+++ The records +++

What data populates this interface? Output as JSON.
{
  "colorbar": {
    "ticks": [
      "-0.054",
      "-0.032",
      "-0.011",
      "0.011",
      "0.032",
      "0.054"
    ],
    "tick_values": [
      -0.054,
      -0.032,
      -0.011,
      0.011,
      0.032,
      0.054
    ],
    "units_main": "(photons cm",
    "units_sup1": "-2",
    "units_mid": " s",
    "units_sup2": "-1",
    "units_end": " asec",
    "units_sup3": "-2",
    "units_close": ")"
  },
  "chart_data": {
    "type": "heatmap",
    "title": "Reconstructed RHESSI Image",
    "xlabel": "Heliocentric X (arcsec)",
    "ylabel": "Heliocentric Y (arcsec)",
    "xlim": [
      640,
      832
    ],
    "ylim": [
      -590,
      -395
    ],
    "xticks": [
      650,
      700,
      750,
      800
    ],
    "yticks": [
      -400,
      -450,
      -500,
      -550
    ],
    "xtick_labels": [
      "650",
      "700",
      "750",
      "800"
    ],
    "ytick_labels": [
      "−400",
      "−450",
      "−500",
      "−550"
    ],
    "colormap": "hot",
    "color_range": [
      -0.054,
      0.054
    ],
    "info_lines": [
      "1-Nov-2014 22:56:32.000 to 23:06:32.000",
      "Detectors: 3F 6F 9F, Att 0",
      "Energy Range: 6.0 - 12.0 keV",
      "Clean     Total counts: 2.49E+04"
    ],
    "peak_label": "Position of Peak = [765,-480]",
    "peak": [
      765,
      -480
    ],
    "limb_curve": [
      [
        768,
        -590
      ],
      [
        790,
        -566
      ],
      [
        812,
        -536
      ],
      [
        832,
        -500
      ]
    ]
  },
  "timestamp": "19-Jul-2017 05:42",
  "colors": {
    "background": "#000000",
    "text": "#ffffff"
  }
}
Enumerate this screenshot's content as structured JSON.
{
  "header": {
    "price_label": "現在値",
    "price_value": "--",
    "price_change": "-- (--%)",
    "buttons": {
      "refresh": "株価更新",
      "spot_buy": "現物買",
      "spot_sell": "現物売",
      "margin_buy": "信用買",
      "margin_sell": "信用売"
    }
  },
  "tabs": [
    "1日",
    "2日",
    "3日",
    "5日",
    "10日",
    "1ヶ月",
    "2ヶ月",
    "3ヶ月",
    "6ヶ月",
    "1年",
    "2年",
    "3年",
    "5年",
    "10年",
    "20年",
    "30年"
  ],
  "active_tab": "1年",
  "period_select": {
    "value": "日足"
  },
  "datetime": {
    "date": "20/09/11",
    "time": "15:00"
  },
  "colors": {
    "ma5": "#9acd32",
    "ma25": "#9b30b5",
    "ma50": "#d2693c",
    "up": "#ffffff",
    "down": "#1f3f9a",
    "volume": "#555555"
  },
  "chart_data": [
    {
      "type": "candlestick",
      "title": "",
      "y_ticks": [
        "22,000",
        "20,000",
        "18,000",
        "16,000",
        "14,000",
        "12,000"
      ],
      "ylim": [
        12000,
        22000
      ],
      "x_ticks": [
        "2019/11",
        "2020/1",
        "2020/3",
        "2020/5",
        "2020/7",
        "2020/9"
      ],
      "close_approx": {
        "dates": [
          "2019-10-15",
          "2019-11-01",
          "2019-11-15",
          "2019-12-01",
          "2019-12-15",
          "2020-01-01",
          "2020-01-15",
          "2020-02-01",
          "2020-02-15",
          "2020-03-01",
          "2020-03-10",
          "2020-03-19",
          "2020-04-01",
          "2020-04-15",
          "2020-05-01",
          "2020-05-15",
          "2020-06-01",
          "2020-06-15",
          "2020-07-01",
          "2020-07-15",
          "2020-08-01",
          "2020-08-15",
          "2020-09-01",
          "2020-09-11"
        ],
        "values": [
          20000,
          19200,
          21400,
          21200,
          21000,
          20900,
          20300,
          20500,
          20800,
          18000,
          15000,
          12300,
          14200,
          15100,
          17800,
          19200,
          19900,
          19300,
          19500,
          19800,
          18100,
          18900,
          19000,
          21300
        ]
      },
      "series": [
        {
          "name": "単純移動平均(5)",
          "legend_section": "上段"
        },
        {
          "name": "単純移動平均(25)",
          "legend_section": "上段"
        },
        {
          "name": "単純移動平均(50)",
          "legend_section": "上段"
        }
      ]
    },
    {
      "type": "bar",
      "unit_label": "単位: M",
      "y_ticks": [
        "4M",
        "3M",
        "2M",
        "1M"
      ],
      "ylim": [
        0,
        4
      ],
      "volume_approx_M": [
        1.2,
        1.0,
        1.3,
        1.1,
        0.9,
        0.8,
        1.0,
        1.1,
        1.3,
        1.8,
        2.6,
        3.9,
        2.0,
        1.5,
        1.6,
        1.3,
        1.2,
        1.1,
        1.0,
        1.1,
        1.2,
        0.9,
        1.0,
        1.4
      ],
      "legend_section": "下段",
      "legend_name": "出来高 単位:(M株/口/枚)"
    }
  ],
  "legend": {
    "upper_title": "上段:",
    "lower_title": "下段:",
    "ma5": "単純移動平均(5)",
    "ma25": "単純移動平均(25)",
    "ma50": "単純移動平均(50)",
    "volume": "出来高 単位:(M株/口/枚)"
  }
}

+++

▸ Task requirements
Go through the data above and find the lines with the word "type". Copy each of those lines.

▸ Result of the task
    "type": "heatmap",
      "type": "candlestick",
      "type": "bar",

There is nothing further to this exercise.